• STATED TASK: In the material below, find all lines with the string "JSON" and copy them.

• MATERIAL FOR THE TASK:
** Begin **

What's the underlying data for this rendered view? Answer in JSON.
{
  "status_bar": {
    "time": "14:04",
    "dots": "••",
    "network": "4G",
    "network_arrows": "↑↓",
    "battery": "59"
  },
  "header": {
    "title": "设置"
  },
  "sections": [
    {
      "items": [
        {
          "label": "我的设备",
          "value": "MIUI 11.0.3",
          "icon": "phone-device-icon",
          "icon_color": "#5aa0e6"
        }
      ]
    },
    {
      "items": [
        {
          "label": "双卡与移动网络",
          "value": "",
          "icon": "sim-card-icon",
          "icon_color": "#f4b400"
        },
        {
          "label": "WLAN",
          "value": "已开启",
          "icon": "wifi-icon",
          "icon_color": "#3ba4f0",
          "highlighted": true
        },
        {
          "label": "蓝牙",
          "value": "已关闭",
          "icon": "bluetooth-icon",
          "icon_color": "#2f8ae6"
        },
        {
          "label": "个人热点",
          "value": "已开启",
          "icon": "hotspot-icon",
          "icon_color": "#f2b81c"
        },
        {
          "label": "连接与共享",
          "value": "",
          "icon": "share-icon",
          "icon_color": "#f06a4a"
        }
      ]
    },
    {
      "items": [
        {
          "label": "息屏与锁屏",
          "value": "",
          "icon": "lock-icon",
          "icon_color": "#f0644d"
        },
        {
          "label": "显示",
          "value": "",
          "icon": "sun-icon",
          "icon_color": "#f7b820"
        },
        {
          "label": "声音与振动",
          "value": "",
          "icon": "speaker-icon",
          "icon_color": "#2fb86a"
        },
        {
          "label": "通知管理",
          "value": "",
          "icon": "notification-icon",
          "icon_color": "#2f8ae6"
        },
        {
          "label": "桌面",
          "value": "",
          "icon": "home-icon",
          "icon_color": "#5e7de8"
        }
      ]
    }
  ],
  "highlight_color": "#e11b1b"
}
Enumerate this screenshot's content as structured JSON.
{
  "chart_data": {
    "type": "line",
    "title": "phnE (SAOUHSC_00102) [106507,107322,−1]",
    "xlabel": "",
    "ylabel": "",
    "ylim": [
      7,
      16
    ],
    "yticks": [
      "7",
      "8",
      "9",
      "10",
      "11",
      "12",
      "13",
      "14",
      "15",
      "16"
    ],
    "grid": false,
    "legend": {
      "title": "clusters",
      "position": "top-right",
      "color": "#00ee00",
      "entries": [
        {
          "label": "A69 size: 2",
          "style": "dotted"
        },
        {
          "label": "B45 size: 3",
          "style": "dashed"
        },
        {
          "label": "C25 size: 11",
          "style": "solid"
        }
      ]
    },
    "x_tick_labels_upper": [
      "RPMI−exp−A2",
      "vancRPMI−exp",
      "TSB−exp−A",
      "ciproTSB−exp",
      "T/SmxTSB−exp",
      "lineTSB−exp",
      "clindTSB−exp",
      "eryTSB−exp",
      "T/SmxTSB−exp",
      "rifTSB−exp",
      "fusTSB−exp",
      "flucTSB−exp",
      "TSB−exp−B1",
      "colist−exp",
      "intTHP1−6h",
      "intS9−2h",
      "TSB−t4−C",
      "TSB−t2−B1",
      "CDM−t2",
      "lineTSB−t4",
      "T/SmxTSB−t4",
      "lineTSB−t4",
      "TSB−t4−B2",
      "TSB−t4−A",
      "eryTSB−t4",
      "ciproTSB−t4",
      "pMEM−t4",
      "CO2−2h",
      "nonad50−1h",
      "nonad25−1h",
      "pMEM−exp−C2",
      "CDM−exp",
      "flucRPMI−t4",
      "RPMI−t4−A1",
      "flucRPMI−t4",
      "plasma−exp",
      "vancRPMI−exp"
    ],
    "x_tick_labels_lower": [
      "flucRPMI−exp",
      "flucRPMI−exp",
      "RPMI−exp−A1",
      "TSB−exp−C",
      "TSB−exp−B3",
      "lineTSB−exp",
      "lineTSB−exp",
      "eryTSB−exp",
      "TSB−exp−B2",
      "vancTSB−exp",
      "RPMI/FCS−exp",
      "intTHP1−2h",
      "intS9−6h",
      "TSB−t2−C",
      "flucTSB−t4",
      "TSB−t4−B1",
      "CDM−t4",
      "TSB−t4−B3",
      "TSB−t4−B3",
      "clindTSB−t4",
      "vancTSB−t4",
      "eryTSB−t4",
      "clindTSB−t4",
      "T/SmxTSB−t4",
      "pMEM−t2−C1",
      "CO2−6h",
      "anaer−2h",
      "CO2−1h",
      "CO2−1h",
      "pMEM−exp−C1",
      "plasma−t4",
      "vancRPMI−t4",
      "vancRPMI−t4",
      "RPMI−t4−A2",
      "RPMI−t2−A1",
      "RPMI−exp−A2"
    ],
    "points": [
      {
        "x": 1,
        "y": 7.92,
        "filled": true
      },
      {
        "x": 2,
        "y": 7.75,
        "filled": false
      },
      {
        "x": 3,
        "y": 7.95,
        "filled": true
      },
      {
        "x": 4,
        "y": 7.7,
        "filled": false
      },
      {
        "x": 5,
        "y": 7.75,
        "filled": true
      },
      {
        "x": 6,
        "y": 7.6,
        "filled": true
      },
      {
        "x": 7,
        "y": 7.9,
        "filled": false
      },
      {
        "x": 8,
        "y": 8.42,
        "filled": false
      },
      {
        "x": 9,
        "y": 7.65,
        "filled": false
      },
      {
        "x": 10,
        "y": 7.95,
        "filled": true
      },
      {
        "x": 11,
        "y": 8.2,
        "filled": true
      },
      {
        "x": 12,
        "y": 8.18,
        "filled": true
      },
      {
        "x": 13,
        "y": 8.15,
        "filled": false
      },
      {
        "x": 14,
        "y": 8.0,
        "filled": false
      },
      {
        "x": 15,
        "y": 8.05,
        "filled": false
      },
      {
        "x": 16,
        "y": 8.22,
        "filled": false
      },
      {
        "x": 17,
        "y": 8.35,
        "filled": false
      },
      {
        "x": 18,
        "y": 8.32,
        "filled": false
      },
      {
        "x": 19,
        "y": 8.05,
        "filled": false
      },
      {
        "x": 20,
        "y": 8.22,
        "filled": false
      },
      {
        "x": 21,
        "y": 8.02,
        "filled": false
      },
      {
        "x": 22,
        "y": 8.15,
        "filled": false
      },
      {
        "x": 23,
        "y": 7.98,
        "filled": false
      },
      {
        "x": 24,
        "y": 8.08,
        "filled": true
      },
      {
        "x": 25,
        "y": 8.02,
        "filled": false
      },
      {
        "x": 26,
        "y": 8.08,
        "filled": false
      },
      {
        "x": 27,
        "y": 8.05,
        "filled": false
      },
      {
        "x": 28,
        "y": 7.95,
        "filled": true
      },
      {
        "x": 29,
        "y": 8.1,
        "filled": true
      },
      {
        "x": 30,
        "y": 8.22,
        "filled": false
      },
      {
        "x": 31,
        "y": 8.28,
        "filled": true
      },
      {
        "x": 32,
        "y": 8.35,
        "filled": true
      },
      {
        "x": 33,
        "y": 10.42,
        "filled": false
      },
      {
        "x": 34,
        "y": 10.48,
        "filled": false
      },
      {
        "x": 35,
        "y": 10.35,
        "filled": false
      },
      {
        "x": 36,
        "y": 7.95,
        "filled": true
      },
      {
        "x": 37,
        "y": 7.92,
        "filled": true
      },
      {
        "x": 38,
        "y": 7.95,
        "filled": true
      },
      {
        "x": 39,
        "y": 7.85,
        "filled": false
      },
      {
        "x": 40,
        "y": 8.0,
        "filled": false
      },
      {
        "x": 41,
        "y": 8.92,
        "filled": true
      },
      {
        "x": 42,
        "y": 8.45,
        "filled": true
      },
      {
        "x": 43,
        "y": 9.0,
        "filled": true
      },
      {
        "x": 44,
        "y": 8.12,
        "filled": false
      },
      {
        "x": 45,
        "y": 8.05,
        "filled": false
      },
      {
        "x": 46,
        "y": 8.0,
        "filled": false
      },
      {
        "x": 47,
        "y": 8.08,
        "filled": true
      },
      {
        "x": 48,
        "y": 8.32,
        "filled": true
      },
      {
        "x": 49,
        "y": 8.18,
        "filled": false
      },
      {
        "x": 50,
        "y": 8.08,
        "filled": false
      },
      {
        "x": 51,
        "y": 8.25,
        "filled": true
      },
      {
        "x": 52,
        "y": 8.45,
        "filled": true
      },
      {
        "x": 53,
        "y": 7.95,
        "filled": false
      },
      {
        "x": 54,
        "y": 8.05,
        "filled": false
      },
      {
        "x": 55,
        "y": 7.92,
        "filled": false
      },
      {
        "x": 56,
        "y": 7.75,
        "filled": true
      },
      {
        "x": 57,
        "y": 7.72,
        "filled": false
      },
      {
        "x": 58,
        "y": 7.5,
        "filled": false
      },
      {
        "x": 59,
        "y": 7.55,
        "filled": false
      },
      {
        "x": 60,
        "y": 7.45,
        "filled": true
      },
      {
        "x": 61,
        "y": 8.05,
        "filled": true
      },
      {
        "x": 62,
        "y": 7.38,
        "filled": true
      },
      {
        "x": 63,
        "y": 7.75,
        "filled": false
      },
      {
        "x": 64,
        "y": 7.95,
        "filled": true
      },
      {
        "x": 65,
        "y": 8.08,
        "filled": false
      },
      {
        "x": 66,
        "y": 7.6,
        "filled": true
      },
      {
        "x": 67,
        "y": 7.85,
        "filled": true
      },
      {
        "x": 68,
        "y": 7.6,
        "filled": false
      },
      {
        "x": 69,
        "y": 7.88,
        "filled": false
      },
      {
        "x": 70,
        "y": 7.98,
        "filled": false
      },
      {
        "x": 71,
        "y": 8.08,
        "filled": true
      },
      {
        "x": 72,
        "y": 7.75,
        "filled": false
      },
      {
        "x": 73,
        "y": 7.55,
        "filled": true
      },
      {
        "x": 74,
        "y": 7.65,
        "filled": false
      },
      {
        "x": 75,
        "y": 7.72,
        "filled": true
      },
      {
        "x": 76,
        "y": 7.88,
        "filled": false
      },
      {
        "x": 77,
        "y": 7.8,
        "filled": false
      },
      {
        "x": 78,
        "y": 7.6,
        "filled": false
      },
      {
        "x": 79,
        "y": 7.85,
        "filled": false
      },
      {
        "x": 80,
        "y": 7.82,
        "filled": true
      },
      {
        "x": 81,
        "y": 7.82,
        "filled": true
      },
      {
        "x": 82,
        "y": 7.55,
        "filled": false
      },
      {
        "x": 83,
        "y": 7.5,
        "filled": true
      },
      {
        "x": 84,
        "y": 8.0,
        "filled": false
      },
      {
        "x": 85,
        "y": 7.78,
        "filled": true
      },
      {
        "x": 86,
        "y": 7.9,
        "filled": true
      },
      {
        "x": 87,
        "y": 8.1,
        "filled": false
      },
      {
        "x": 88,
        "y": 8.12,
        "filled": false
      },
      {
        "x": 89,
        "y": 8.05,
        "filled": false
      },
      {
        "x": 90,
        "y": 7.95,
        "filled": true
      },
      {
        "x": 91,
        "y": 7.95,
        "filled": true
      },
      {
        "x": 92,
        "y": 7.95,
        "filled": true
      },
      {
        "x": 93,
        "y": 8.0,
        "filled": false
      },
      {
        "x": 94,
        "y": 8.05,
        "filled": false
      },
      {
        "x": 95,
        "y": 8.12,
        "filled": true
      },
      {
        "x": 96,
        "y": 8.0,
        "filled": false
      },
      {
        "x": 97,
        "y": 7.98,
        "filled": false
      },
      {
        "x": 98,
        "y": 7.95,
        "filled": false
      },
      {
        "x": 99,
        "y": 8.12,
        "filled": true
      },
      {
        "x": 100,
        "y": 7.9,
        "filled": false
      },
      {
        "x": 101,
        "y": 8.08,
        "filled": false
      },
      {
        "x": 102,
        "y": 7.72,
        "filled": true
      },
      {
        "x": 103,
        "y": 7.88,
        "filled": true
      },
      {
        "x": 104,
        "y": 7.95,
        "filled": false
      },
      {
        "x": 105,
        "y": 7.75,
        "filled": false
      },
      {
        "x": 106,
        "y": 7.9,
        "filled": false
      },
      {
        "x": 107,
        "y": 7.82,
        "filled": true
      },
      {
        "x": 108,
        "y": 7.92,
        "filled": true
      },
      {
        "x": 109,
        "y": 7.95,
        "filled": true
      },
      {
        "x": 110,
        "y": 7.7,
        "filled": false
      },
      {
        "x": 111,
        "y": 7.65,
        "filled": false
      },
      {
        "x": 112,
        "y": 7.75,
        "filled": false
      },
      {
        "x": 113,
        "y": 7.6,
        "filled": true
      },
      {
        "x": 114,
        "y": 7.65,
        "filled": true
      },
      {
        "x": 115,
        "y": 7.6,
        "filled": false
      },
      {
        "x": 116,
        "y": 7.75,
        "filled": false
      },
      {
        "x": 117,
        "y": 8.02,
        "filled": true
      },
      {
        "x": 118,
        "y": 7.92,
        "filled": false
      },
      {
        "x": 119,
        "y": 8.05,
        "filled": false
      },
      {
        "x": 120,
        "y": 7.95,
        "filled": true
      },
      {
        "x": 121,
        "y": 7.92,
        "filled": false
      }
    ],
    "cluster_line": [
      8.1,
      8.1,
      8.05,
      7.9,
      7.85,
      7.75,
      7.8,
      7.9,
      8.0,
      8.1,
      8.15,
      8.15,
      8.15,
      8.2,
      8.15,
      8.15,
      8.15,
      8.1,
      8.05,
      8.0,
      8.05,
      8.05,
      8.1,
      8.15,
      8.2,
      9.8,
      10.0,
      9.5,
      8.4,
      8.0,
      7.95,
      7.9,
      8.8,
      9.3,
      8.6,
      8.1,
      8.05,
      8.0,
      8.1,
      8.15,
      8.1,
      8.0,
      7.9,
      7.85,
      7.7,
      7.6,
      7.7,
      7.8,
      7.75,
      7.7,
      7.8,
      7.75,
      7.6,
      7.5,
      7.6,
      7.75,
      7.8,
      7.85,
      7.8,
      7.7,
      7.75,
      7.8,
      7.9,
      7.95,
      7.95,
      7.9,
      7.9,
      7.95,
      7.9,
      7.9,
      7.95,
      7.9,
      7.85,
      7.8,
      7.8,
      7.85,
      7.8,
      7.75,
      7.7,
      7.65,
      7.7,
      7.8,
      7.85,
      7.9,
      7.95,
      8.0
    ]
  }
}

** End **

• PROBLEM SOLUTION:
What's the underlying data for this rendered view? Answer in JSON.
Enumerate this screenshot's content as structured JSON.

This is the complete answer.